**RAW DATA**
* START *
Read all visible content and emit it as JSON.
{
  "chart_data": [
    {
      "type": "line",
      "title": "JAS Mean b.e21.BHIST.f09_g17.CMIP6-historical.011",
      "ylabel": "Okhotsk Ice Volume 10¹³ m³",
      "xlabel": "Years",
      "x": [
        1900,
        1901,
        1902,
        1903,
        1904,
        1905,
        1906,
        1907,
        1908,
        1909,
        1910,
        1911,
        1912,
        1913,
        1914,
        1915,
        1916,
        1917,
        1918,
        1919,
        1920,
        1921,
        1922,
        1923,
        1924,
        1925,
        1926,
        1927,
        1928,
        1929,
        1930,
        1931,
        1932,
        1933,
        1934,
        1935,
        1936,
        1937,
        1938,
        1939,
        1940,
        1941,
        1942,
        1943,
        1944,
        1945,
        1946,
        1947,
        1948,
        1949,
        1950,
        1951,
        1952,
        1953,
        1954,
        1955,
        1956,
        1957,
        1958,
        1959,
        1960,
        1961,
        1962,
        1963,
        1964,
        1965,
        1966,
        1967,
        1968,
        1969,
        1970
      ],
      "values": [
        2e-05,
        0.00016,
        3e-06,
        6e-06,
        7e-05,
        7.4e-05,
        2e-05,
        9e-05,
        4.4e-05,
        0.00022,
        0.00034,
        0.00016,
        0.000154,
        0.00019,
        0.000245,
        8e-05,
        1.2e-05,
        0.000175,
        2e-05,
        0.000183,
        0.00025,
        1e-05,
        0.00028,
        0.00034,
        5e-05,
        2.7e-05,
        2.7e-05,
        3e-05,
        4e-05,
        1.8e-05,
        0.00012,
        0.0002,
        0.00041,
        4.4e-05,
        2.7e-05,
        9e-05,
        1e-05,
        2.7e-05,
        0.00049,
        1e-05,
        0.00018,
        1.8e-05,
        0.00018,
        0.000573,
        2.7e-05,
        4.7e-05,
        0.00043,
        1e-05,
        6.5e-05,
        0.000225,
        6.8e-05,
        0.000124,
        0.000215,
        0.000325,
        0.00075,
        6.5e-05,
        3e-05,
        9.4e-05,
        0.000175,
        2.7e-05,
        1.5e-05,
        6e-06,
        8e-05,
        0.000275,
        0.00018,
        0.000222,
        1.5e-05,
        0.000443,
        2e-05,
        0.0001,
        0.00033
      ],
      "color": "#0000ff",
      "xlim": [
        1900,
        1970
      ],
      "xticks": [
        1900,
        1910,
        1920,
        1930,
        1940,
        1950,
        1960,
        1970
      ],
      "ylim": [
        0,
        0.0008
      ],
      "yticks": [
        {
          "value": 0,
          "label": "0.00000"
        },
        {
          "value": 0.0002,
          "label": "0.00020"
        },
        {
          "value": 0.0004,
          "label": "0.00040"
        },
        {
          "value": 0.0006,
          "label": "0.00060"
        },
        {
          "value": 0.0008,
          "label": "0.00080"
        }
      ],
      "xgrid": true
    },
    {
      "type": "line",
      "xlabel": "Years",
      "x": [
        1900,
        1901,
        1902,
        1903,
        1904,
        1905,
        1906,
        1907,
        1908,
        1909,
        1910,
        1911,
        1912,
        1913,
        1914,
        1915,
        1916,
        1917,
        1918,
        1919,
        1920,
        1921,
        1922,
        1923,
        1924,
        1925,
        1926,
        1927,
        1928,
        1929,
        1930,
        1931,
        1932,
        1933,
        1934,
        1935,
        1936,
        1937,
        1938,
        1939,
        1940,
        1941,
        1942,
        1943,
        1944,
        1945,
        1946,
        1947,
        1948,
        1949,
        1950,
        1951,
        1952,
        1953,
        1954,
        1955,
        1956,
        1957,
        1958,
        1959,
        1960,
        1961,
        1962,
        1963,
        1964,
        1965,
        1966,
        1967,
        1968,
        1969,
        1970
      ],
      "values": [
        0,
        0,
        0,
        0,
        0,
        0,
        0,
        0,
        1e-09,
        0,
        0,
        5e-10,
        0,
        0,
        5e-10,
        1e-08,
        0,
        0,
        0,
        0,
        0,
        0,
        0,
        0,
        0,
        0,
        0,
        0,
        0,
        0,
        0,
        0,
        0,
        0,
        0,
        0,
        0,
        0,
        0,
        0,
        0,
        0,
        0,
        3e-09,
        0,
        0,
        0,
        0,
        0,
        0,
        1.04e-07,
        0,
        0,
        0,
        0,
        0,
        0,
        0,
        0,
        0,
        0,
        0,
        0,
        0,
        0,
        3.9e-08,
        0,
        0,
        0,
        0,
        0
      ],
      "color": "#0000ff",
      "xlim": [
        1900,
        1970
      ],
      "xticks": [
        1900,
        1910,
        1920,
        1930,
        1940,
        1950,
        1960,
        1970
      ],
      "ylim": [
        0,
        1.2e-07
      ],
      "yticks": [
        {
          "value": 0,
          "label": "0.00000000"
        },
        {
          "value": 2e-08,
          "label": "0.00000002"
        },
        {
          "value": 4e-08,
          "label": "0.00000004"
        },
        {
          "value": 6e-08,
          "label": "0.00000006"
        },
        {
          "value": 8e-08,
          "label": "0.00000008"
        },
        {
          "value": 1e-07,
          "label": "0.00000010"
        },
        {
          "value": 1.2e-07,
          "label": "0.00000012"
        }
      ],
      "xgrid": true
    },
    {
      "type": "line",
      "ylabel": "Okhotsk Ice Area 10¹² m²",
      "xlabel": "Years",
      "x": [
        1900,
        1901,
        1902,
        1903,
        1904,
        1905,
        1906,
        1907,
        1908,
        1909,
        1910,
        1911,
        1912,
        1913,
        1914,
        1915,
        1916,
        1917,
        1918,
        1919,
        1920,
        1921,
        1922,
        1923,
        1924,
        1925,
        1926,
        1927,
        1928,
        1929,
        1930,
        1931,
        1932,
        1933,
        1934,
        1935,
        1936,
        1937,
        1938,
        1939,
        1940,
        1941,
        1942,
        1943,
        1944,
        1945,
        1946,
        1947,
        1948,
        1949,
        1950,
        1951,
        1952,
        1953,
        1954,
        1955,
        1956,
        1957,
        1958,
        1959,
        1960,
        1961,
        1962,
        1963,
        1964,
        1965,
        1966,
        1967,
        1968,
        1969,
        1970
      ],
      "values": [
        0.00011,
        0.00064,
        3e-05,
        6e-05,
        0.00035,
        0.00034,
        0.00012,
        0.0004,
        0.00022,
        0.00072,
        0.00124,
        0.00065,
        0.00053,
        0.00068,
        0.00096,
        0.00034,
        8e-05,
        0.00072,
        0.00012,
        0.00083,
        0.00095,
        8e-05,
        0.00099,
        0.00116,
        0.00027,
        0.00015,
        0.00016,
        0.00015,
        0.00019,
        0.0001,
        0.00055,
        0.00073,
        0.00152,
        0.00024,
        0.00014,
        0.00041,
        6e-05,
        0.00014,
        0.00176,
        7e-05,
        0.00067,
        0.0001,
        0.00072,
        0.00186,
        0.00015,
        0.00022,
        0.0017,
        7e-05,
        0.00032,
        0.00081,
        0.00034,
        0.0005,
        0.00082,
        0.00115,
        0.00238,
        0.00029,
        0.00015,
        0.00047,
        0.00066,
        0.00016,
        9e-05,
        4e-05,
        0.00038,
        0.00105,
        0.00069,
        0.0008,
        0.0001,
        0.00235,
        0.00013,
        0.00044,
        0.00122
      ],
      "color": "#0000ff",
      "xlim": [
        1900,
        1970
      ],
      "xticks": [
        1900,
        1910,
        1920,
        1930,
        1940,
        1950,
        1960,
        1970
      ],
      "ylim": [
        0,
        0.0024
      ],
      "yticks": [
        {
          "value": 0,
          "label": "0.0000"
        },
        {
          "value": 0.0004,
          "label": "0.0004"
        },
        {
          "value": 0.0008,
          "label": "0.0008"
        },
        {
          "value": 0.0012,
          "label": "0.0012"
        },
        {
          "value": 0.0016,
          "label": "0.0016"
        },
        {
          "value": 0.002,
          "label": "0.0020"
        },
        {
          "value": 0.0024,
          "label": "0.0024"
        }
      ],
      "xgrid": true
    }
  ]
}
* END *
**INSTRUCTION**
Find and copy each line above that includes the string "ylabel".

**COMPLETED TASK**
      "ylabel": "Okhotsk Ice Volume 10¹³ m³",
      "ylabel": "Okhotsk Ice Area 10¹² m²",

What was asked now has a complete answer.